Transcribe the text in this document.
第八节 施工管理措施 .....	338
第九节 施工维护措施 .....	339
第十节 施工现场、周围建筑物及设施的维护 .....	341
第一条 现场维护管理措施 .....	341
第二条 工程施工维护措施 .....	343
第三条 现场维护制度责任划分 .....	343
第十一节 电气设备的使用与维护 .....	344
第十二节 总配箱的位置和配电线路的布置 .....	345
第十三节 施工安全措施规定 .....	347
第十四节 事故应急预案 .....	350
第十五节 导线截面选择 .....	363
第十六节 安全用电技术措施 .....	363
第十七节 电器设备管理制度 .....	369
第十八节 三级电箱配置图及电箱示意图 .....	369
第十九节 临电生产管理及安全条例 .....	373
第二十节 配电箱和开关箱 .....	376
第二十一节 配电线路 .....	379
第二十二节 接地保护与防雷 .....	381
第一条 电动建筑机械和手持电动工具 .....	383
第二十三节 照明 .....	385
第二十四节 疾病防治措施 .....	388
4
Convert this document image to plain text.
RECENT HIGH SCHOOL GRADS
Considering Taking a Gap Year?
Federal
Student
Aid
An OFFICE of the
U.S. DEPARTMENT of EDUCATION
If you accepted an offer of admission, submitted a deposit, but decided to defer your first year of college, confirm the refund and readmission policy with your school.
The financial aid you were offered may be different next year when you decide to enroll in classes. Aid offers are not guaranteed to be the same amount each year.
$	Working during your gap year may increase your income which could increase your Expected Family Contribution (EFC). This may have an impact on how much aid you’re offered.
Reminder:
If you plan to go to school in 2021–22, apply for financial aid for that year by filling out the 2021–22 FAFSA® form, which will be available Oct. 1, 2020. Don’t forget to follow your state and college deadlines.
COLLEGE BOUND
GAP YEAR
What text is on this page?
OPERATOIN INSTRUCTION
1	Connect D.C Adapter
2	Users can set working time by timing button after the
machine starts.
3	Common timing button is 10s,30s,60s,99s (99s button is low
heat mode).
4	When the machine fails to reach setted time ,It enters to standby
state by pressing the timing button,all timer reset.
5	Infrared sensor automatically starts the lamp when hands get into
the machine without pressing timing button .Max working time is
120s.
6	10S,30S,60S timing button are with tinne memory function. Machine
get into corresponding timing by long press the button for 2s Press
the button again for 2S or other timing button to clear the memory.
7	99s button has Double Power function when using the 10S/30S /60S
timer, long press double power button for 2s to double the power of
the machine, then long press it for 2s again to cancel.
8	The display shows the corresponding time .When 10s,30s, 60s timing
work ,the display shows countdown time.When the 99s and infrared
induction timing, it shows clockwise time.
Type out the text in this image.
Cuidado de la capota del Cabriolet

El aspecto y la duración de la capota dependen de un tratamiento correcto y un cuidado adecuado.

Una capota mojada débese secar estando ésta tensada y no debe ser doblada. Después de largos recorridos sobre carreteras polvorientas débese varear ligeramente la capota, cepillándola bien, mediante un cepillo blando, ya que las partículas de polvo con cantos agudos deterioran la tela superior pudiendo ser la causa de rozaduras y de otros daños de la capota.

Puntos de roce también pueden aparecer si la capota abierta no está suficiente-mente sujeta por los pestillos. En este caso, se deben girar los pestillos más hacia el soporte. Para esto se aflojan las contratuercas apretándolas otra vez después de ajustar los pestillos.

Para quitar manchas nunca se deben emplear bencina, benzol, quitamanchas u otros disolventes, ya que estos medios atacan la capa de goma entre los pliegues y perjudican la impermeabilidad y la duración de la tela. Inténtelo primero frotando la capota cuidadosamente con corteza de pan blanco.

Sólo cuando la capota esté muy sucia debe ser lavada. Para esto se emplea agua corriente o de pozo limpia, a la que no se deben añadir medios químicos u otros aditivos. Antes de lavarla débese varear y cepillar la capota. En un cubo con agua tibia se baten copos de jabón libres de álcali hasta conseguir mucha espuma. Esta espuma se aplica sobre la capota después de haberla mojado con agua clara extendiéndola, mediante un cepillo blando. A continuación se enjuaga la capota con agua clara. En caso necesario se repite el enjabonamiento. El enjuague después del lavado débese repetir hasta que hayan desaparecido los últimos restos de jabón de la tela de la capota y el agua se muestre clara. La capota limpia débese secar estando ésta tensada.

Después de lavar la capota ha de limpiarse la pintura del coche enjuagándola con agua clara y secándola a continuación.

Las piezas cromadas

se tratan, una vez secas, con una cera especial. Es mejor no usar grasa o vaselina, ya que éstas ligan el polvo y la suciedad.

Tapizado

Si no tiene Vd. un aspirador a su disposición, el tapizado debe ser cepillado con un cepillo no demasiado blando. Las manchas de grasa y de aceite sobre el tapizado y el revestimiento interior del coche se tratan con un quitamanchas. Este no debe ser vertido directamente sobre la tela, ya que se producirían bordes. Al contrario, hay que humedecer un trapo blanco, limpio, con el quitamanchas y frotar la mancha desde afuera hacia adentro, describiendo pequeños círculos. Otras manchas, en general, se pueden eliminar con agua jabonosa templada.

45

■ ■ ■ ■

## Directive:
Search the lines for the string "timing" and copy every line that has it.

## The reply:
2	Users can set working time by timing button after the
3	Common timing button is 10s,30s,60s,99s (99s button is low
state by pressing the timing button,all timer reset.
the machine without pressing timing button .Max working time is
6	10S,30S,60S timing button are with tinne memory function. Machine
get into corresponding timing by long press the button for 2s Press
the button again for 2S or other timing button to clear the memory.
8	The display shows the corresponding time .When 10s,30s, 60s timing
induction timing, it shows clockwise time.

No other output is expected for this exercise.